▶ Petunjuk Latihan
Tuliskan lanjutan tulisan tentang petai dan jengkol di bawah ini, dimulai setelah kalimat terakhirnya.

▶ Kutipan Teks
┄┄┄┄┄┄┄┄┄┄
“Kuberikan padamu setangkai kembang pete, lambang cinta abadi namun kere..”
Cuplikan lagu milik Iwan Fals tersebut bisa jadi akan terus “abadi” juga.Manakala sejak nasib sang pete (petai) cukup diamini sebagai simbol khas kesederhanaan tingkat tinggi (baca=kelas bawah=kampungan= kere). Sulit dipungkiri, baik pete ataupun “saudara”nya, jengkol selalu didudukkan sebagai bahan makanan yang terpinggirkan, kehadirannya terkucil oleh cap “gengsi” para penggemarnya. Bahkan cenderung “dibenci” oleh kebanyakan masyarakat yang tidak menyukainya. Baik tidak menyukai karena benar-benar tidak doyan ataupun karena “image” pete dan jengkol yang sudah kadung dicap menjadi makanan “bau”, “jorok” dan “memalukan”.
Baru-baru ini, seolah semua terhenyak akan kenyataan, harga pete dan jengkol menjulang bahkan menyaingi harga daging sapi. Mereka seolah “ngambeg” dengan “hinaan” selama ini, langka di pasaran. Baik yang selama ini penggemar pete ataupun “pembenci” nya seolah sama berteriak senada “Parah! Petai dan jengkol kok bisa langka dan mahal?!”
┄┄┄┄┄┄┄┄┄┄
[Butir dari kumpulan data]
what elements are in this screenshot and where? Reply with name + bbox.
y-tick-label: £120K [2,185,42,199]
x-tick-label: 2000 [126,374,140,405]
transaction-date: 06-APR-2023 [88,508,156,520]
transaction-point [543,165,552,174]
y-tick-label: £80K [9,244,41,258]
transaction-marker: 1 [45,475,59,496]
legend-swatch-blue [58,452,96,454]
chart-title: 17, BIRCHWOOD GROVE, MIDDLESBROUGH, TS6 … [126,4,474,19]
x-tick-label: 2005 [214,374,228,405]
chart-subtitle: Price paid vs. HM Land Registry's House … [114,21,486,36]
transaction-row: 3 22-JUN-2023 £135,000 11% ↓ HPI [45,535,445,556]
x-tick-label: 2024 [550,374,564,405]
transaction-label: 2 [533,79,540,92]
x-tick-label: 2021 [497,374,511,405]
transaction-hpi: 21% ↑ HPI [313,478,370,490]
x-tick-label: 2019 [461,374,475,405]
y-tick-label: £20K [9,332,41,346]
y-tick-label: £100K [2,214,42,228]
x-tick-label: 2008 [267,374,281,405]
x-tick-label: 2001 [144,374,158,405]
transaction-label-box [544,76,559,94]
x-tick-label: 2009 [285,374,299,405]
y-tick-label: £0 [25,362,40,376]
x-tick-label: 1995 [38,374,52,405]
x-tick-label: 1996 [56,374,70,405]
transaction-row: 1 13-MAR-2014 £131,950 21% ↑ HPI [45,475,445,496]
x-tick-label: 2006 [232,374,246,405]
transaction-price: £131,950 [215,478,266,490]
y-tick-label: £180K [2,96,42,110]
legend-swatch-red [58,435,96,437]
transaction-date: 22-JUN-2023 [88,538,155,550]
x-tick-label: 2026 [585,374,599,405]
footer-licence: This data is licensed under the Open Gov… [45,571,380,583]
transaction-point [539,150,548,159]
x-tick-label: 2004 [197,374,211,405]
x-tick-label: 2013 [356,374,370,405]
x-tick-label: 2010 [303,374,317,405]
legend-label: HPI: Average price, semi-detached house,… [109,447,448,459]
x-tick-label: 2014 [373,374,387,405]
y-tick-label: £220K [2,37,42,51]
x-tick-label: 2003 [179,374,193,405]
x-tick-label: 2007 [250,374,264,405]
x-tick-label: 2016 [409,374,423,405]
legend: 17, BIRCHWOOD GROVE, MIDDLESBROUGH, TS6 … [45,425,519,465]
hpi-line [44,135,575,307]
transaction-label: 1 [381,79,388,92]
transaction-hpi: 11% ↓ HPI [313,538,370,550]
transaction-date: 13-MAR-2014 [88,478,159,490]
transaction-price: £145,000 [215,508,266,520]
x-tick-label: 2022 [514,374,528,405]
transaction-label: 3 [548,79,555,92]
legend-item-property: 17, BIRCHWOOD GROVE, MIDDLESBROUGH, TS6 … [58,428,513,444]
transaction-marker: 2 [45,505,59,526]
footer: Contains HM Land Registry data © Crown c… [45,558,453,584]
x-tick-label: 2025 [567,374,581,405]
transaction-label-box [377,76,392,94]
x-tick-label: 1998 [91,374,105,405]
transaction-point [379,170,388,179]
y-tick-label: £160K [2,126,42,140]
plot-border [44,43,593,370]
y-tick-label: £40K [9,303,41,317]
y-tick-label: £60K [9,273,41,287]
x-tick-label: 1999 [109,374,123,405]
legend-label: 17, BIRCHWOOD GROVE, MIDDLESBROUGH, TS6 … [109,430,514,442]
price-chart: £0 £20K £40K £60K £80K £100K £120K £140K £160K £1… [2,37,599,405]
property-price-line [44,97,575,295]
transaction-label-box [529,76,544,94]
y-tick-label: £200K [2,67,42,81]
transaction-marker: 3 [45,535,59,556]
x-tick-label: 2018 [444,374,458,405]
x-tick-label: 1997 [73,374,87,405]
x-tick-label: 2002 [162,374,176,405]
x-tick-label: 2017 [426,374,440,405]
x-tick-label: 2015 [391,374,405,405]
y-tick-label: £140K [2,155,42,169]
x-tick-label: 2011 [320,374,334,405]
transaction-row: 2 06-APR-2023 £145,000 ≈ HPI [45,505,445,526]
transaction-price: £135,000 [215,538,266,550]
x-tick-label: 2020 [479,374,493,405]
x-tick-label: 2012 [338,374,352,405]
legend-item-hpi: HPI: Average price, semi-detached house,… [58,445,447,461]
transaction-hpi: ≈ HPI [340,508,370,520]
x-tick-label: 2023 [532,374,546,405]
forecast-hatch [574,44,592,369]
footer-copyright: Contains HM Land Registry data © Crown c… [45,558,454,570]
┄┄┄┄┄┄┄┄┄┄
▶ Jawaban
Apakah ada “permainan” terhadap komoditas pete dan jengkol? Boleh-boleh saja bercuriga demikian. Namun, sebaiknya baik pemerintah ataupun kita selaku pihak yang merasa petai dan jengkol sungguh tak pantas mendapat “tempat terhormat” yang mampu memalingkan muka perhatian, perlu meninjau ulang. Bukan hanya menindaklanjutinya dalam jangka pendeknya kebijakan.
Semua mengakui, petai dan jengkol adalah komoditas asli Indonesia. Belum terdengar kita pantas dan hendak mengimpor komoditas ini dari negeri lain. Sehingga jika ada dugaan permainan pedagang/importir tentu dengan cepat tertepis.
Justru penyebab kuat serta lebih masuk akal dari “sombong”nya harga pete dan jengkol ini adalah murni dari perlakuan kita sendiri terhadap mereka selama ini. Siapa yang selama ini bersedia memberi harga tinggi pada kedua komoditas ini? Hampir tak ada bukan? Mayoritas kita selalu ingin menempatkan petai dan jengkol sebagai makanan “murahan” dan sedikit peminatnya. Hal ini tentu ditengarai menjadikan petani yang sekarang ini memiliki/mewarisi pohon pete atau jengkol sulit bertahan. Di samping keduanya mengandalkan musim, “serangan” masif penggunaan lahan untuk kepentingan bisnis atau tanaman lain yang lebih menguntungkan sulit dihindarkan.
Sehingga merupakan sebuah kewajaran saat tanaman penghasilnya semakin jauh berkurang. Gejala kelangkaan dan meroketnya harga komoditas adalah “warning” untuk diperhatikan. Harga jengkol yang mencapai Rp.60.000,- per kilo dari sebelumnya terbiasa Rp.20.000,- per kilo, serta harga pete (petai) yang mencapai Rp.150.000,- per kilo dari sebelumnya terbiasa Rp.15.000,- per ikat adalah pukulan keras untuk menyadarkan kita dan juga pemerintah ataupun institusi-institusi lain yang bergelut dalam penelitian/pengembangan komoditas negeri. Bahwa bukan hanya sapi, ataupun juga kedelai, kita pun masih memiliki contoh-contoh komoditas asli pertanian Indonesia yang tersia-sia.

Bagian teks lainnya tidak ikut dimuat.